Saved entries:
-=-=-=-=-

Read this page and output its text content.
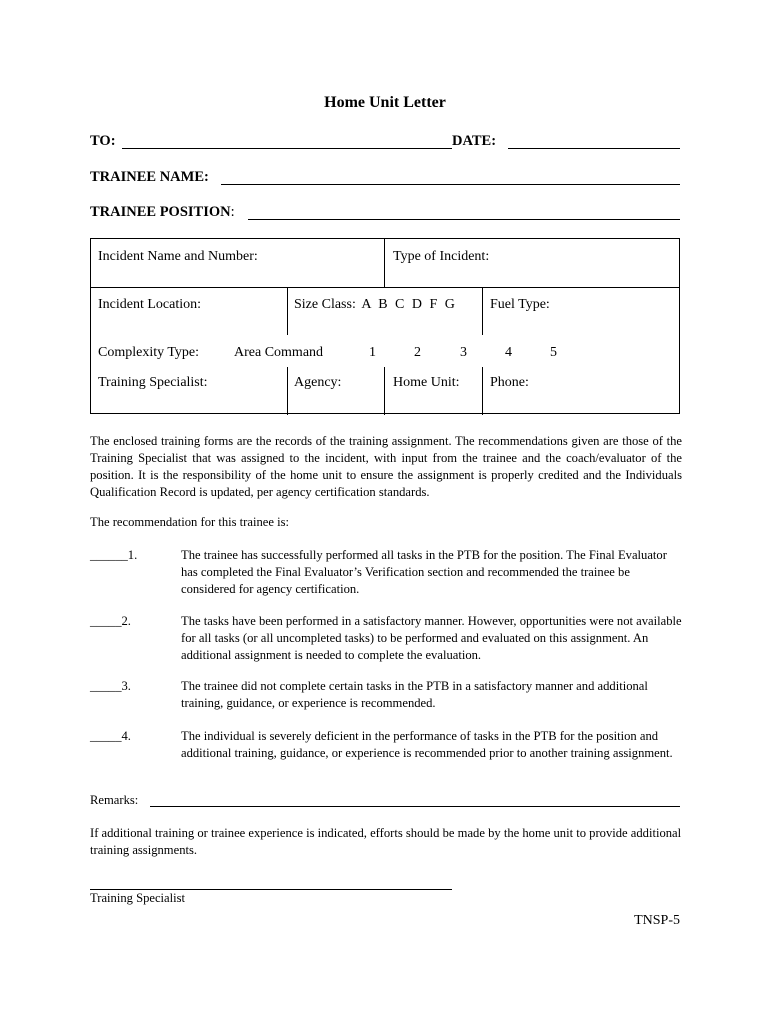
Home Unit Letter
TO:	DATE:
TRAINEE NAME:
TRAINEE POSITION:
Incident Name and Number:	Type of Incident:
Incident Location:	Size Class: A B C D F G	Fuel Type:
Complexity Type: Area Command	1	2	3	4	5
Training Specialist:	Agency:	Home Unit: Phone:
The enclosed training forms are the records of the training assignment. The recommendations given are those of the Training Specialist that was assigned to the incident, with input from the trainee and the coach/evaluator of the position. It is the responsibility of the home unit to ensure the assignment is properly credited and the Individuals Qualification Record is updated, per agency certification standards.
The recommendation for this trainee is:
______1.	The trainee has successfully performed all tasks in the PTB for the position. The Final Evaluator has completed the Final Evaluator’s Verification section and recommended the trainee be considered for agency certification.
_____2.	The tasks have been performed in a satisfactory manner. However, opportunities were not available for all tasks (or all uncompleted tasks) to be performed and evaluated on this assignment. An additional assignment is needed to complete the evaluation.
_____3.	The trainee did not complete certain tasks in the PTB in a satisfactory manner and additional training, guidance, or experience is recommended.
_____4.	The individual is severely deficient in the performance of tasks in the PTB for the position and additional training, guidance, or experience is recommended prior to another training assignment.
Remarks:
If additional training or trainee experience is indicated, efforts should be made by the home unit to provide additional training assignments.
Training Specialist
TNSP-5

-=-=-=-=-

WHAT THE EXERCISE ASKS: Using the records above, output their complete text exactly, minus any images.

COMPLETED TASK:
Read this page and output its text content.
Home Unit Letter
TO:	DATE:
TRAINEE NAME:
TRAINEE POSITION:
Incident Name and Number:	Type of Incident:
Incident Location:	Size Class: A B C D F G	Fuel Type:
Complexity Type: Area Command	1	2	3	4	5
Training Specialist:	Agency:	Home Unit: Phone:
The enclosed training forms are the records of the training assignment. The recommendations given are those of the Training Specialist that was assigned to the incident, with input from the trainee and the coach/evaluator of the position. It is the responsibility of the home unit to ensure the assignment is properly credited and the Individuals Qualification Record is updated, per agency certification standards.
The recommendation for this trainee is:
______1.	The trainee has successfully performed all tasks in the PTB for the position. The Final Evaluator has completed the Final Evaluator’s Verification section and recommended the trainee be considered for agency certification.
_____2.	The tasks have been performed in a satisfactory manner. However, opportunities were not available for all tasks (or all uncompleted tasks) to be performed and evaluated on this assignment. An additional assignment is needed to complete the evaluation.
_____3.	The trainee did not complete certain tasks in the PTB in a satisfactory manner and additional training, guidance, or experience is recommended.
_____4.	The individual is severely deficient in the performance of tasks in the PTB for the position and additional training, guidance, or experience is recommended prior to another training assignment.
Remarks:
If additional training or trainee experience is indicated, efforts should be made by the home unit to provide additional training assignments.
Training Specialist
TNSP-5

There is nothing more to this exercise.